Structured figure records

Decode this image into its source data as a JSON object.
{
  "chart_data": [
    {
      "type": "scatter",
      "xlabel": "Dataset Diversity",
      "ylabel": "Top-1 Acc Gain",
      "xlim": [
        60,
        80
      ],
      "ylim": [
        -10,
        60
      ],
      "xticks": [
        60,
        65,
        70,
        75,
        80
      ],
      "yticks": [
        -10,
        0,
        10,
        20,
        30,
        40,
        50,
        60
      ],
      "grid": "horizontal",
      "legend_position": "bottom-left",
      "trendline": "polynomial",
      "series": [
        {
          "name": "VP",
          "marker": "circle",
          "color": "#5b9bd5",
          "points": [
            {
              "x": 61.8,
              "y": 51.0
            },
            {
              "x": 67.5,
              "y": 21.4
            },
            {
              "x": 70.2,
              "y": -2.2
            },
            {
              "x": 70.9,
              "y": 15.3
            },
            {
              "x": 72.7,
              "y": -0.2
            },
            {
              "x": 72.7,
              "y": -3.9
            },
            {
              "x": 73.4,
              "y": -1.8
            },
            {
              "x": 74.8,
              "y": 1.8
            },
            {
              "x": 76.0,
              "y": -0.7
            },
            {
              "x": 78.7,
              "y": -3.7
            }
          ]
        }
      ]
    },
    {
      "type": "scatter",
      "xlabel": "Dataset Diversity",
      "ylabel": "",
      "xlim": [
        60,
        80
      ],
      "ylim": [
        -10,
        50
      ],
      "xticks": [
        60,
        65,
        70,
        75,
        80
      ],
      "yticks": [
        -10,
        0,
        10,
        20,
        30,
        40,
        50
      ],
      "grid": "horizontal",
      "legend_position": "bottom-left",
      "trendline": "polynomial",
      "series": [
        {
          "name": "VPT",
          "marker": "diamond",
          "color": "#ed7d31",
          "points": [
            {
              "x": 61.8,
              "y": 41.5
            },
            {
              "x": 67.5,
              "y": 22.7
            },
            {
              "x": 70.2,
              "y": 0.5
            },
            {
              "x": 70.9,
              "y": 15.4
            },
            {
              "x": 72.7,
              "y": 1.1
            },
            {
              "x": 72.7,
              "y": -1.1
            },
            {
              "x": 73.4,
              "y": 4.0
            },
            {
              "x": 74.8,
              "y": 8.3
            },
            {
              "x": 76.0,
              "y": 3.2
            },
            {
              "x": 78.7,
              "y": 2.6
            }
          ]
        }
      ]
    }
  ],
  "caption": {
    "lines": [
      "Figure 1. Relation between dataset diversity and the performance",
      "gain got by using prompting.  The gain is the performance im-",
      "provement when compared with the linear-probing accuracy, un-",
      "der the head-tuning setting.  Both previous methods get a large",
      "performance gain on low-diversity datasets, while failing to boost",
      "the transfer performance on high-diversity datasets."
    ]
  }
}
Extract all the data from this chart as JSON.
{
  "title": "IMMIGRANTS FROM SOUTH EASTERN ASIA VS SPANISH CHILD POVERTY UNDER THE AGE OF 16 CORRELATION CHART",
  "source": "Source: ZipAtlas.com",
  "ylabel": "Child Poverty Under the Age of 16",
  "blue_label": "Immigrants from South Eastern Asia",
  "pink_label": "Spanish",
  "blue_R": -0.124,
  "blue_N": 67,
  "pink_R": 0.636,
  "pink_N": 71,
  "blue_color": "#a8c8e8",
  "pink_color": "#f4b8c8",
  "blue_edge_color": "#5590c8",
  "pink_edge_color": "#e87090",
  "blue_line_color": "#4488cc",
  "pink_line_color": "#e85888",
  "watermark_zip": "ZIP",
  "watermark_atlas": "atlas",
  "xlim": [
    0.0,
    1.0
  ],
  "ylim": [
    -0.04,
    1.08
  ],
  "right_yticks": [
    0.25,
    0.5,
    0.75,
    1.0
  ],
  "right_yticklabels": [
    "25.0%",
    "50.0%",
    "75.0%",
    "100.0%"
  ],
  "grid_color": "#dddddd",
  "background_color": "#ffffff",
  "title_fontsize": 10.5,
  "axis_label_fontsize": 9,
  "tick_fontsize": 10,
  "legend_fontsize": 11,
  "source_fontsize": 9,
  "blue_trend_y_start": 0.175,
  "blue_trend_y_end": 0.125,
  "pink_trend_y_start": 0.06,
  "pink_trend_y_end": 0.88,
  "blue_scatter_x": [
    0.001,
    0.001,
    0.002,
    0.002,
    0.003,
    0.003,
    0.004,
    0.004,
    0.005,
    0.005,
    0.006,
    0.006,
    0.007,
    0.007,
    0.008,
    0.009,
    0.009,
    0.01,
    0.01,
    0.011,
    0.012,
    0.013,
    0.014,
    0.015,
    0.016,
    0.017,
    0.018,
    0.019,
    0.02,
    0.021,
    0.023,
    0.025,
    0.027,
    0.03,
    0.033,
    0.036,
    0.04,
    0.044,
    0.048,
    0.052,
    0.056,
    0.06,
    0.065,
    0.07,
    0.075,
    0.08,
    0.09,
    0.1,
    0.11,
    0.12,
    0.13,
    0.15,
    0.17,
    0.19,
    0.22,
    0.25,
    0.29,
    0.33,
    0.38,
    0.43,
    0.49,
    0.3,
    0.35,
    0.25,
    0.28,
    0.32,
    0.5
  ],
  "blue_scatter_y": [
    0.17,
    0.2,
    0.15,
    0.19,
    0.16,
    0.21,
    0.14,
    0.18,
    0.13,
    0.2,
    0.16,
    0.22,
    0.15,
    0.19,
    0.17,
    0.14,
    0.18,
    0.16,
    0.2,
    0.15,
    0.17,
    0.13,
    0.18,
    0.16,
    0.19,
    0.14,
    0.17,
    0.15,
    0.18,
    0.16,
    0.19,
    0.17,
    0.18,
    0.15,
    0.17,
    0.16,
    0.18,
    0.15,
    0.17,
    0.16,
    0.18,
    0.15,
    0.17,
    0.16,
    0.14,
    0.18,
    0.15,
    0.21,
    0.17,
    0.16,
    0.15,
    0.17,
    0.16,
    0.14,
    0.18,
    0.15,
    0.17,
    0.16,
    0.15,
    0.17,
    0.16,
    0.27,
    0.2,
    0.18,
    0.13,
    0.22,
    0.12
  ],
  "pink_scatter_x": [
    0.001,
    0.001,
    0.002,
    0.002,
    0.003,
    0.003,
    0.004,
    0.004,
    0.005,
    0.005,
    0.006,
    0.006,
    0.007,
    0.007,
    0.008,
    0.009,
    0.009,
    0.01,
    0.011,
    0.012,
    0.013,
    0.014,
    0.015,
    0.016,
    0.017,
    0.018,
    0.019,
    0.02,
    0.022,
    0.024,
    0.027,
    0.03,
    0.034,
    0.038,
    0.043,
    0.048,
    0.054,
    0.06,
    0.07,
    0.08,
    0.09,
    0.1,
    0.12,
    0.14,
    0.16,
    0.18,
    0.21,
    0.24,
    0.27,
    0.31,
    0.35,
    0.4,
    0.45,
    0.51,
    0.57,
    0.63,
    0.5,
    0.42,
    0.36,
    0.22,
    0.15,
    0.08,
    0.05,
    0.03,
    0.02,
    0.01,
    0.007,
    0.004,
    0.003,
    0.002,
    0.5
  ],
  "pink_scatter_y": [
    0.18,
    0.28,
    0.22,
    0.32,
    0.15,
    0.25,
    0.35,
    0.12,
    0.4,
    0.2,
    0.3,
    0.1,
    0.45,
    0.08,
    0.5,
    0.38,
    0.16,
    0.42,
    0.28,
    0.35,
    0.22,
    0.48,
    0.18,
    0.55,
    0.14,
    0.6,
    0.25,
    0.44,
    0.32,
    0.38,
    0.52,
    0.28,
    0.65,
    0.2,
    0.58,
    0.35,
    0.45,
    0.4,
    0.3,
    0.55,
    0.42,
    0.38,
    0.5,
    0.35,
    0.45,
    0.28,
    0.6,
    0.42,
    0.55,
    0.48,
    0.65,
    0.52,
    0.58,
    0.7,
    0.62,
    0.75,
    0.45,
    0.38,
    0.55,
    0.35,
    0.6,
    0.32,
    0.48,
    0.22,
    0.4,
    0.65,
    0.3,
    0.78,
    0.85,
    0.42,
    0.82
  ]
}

◆ **Given problem**
Tell how many lines in the records above contain "datasets", giving the number and no other words.

◆ **Final result**
2